((
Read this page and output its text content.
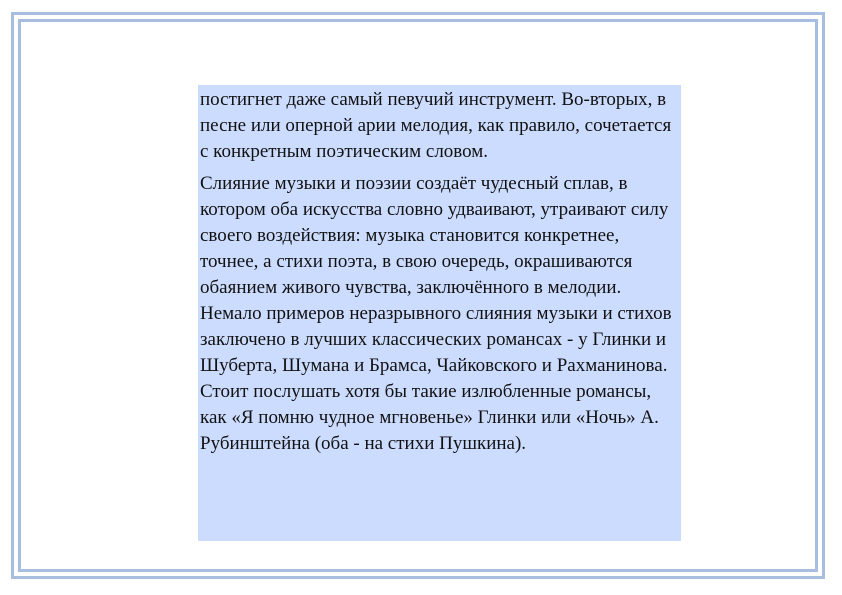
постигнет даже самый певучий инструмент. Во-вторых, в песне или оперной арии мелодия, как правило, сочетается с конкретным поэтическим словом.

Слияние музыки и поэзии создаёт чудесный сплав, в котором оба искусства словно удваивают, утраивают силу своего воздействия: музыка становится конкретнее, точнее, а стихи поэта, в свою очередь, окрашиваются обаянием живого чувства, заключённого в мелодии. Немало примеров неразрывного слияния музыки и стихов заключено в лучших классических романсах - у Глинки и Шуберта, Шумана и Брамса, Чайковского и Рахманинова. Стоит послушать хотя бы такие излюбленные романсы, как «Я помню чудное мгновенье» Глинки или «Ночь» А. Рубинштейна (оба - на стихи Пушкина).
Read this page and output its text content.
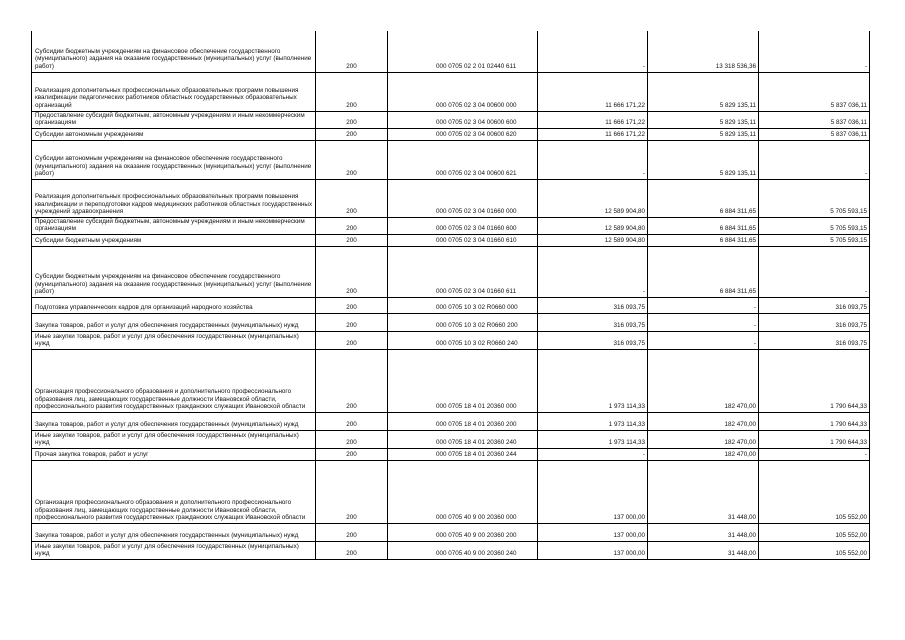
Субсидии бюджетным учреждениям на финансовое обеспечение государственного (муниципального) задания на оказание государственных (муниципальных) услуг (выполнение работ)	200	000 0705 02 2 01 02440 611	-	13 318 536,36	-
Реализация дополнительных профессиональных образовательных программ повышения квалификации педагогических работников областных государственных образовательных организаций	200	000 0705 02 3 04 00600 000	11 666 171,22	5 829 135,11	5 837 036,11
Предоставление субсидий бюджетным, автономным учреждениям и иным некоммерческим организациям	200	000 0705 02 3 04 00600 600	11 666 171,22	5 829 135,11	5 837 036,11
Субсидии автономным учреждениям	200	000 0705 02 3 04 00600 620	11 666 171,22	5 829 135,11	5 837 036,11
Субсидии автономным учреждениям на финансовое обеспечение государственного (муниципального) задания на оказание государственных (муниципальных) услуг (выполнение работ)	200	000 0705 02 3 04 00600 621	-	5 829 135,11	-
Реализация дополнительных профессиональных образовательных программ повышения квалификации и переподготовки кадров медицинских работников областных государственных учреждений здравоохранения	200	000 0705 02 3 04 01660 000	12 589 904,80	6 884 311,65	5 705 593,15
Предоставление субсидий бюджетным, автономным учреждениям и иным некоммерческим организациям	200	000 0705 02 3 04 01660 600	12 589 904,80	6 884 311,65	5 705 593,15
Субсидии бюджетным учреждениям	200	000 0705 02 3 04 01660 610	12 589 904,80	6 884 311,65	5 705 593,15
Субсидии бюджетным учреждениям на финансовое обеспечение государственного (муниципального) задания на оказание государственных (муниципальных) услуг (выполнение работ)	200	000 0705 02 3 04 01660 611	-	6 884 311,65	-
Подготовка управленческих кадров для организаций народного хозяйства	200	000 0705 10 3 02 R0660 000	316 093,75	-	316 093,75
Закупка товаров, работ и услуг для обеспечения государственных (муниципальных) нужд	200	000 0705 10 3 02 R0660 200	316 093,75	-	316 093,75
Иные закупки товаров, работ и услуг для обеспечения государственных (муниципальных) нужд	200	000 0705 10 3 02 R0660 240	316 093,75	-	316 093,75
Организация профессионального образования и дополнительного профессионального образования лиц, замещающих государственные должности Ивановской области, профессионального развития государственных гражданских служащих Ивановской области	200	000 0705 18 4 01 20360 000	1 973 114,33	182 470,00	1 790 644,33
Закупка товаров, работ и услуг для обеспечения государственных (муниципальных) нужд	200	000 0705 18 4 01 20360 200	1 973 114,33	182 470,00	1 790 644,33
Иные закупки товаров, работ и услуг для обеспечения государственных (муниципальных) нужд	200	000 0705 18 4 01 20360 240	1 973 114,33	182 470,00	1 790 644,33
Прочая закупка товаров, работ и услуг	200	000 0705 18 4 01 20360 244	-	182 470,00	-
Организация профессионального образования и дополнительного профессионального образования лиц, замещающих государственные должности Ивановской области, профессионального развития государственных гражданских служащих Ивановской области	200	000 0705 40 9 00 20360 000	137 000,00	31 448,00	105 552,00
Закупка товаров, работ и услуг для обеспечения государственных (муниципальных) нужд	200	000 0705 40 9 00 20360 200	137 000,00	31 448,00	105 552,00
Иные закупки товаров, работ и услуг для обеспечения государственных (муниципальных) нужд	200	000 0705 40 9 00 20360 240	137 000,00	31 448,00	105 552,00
))
* **EXERCISE GOAL**
Scan the material line by line and report each one that contains "Предоставление".

* **EXERCISE RESPONSE**
Предоставление субсидий бюджетным, автономным учреждениям и иным некоммерческим организациям	200	000 0705 02 3 04 00600 600	11 666 171,22	5 829 135,11	5 837 036,11
Предоставление субсидий бюджетным, автономным учреждениям и иным некоммерческим организациям	200	000 0705 02 3 04 01660 600	12 589 904,80	6 884 311,65	5 705 593,15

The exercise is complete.